▶ _Written instruction_:
Seek out every line containing the word "location", and copy each.
⁂
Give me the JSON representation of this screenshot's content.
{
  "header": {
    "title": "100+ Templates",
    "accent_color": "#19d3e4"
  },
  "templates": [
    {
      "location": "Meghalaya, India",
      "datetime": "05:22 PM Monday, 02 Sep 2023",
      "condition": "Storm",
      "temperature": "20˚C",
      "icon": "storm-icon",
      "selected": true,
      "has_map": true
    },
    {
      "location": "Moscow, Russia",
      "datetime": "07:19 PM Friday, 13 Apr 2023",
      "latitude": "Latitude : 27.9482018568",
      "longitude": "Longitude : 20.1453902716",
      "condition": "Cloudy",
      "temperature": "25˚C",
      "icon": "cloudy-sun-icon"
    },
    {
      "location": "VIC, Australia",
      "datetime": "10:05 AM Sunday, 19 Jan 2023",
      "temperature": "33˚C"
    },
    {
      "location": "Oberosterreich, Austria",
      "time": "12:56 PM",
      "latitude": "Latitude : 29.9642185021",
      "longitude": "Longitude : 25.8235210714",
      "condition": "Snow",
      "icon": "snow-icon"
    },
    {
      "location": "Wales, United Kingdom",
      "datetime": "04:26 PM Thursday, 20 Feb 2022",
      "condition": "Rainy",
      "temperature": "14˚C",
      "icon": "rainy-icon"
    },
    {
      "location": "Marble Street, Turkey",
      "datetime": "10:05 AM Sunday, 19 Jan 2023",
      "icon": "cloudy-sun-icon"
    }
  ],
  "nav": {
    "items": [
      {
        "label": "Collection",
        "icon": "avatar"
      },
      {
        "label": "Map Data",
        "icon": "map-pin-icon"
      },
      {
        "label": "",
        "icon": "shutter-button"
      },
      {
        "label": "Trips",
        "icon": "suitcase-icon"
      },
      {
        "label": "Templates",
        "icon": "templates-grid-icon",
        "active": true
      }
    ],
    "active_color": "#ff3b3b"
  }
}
⁂
▶ _Reply_:
      "location": "Meghalaya, India",
      "location": "Moscow, Russia",
      "location": "VIC, Australia",
      "location": "Oberosterreich, Austria",
      "location": "Wales, United Kingdom",
      "location": "Marble Street, Turkey",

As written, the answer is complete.